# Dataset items
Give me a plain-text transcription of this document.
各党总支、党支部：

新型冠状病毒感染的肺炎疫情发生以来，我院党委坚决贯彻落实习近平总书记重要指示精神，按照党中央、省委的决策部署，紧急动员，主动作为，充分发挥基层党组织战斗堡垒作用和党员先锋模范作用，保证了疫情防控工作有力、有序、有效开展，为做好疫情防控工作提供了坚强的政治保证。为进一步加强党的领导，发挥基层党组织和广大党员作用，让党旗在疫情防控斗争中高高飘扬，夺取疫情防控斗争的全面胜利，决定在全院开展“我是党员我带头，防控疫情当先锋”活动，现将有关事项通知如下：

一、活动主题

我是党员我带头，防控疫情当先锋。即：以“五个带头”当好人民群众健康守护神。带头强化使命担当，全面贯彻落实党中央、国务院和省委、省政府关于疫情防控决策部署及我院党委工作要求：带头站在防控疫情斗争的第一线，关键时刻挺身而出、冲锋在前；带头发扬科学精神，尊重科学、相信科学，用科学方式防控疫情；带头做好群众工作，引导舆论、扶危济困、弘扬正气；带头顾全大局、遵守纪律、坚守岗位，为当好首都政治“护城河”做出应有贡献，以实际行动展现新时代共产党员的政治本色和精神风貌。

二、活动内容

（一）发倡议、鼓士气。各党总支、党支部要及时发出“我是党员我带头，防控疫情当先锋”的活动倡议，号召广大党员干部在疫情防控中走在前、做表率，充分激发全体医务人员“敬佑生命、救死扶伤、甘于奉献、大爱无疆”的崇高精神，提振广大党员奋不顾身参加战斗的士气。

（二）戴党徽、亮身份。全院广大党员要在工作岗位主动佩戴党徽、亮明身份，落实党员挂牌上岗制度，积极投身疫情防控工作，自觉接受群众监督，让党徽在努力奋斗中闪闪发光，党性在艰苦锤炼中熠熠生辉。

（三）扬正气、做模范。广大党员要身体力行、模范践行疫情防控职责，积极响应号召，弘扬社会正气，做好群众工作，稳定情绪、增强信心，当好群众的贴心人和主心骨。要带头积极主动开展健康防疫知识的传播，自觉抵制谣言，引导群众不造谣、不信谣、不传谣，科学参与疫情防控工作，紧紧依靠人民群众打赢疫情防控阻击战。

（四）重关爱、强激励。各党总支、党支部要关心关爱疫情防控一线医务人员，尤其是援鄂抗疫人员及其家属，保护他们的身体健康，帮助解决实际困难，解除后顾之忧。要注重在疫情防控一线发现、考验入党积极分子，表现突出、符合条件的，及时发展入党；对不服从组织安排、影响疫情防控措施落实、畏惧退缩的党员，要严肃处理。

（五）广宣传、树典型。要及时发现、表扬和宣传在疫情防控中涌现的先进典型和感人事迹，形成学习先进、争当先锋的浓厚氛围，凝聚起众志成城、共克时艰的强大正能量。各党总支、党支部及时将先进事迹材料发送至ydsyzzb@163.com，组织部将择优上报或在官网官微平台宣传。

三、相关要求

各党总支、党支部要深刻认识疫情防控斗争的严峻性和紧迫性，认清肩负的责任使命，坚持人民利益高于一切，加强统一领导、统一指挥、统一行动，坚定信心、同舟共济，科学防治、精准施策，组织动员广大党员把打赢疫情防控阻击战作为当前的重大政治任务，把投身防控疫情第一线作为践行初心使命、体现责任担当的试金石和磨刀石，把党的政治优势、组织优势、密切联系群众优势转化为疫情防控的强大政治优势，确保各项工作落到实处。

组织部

# WHAT YOU NEED TO DO
From the listing above, extract every line exactly as it stands.

# EXERCISE RESULT
Give me a plain-text transcription of this document.
各党总支、党支部：

新型冠状病毒感染的肺炎疫情发生以来，我院党委坚决贯彻落实习近平总书记重要指示精神，按照党中央、省委的决策部署，紧急动员，主动作为，充分发挥基层党组织战斗堡垒作用和党员先锋模范作用，保证了疫情防控工作有力、有序、有效开展，为做好疫情防控工作提供了坚强的政治保证。为进一步加强党的领导，发挥基层党组织和广大党员作用，让党旗在疫情防控斗争中高高飘扬，夺取疫情防控斗争的全面胜利，决定在全院开展“我是党员我带头，防控疫情当先锋”活动，现将有关事项通知如下：

一、活动主题

我是党员我带头，防控疫情当先锋。即：以“五个带头”当好人民群众健康守护神。带头强化使命担当，全面贯彻落实党中央、国务院和省委、省政府关于疫情防控决策部署及我院党委工作要求：带头站在防控疫情斗争的第一线，关键时刻挺身而出、冲锋在前；带头发扬科学精神，尊重科学、相信科学，用科学方式防控疫情；带头做好群众工作，引导舆论、扶危济困、弘扬正气；带头顾全大局、遵守纪律、坚守岗位，为当好首都政治“护城河”做出应有贡献，以实际行动展现新时代共产党员的政治本色和精神风貌。

二、活动内容

（一）发倡议、鼓士气。各党总支、党支部要及时发出“我是党员我带头，防控疫情当先锋”的活动倡议，号召广大党员干部在疫情防控中走在前、做表率，充分激发全体医务人员“敬佑生命、救死扶伤、甘于奉献、大爱无疆”的崇高精神，提振广大党员奋不顾身参加战斗的士气。

（二）戴党徽、亮身份。全院广大党员要在工作岗位主动佩戴党徽、亮明身份，落实党员挂牌上岗制度，积极投身疫情防控工作，自觉接受群众监督，让党徽在努力奋斗中闪闪发光，党性在艰苦锤炼中熠熠生辉。

（三）扬正气、做模范。广大党员要身体力行、模范践行疫情防控职责，积极响应号召，弘扬社会正气，做好群众工作，稳定情绪、增强信心，当好群众的贴心人和主心骨。要带头积极主动开展健康防疫知识的传播，自觉抵制谣言，引导群众不造谣、不信谣、不传谣，科学参与疫情防控工作，紧紧依靠人民群众打赢疫情防控阻击战。

（四）重关爱、强激励。各党总支、党支部要关心关爱疫情防控一线医务人员，尤其是援鄂抗疫人员及其家属，保护他们的身体健康，帮助解决实际困难，解除后顾之忧。要注重在疫情防控一线发现、考验入党积极分子，表现突出、符合条件的，及时发展入党；对不服从组织安排、影响疫情防控措施落实、畏惧退缩的党员，要严肃处理。

（五）广宣传、树典型。要及时发现、表扬和宣传在疫情防控中涌现的先进典型和感人事迹，形成学习先进、争当先锋的浓厚氛围，凝聚起众志成城、共克时艰的强大正能量。各党总支、党支部及时将先进事迹材料发送至ydsyzzb@163.com，组织部将择优上报或在官网官微平台宣传。

三、相关要求

各党总支、党支部要深刻认识疫情防控斗争的严峻性和紧迫性，认清肩负的责任使命，坚持人民利益高于一切，加强统一领导、统一指挥、统一行动，坚定信心、同舟共济，科学防治、精准施策，组织动员广大党员把打赢疫情防控阻击战作为当前的重大政治任务，把投身防控疫情第一线作为践行初心使命、体现责任担当的试金石和磨刀石，把党的政治优势、组织优势、密切联系群众优势转化为疫情防控的强大政治优势，确保各项工作落到实处。

组织部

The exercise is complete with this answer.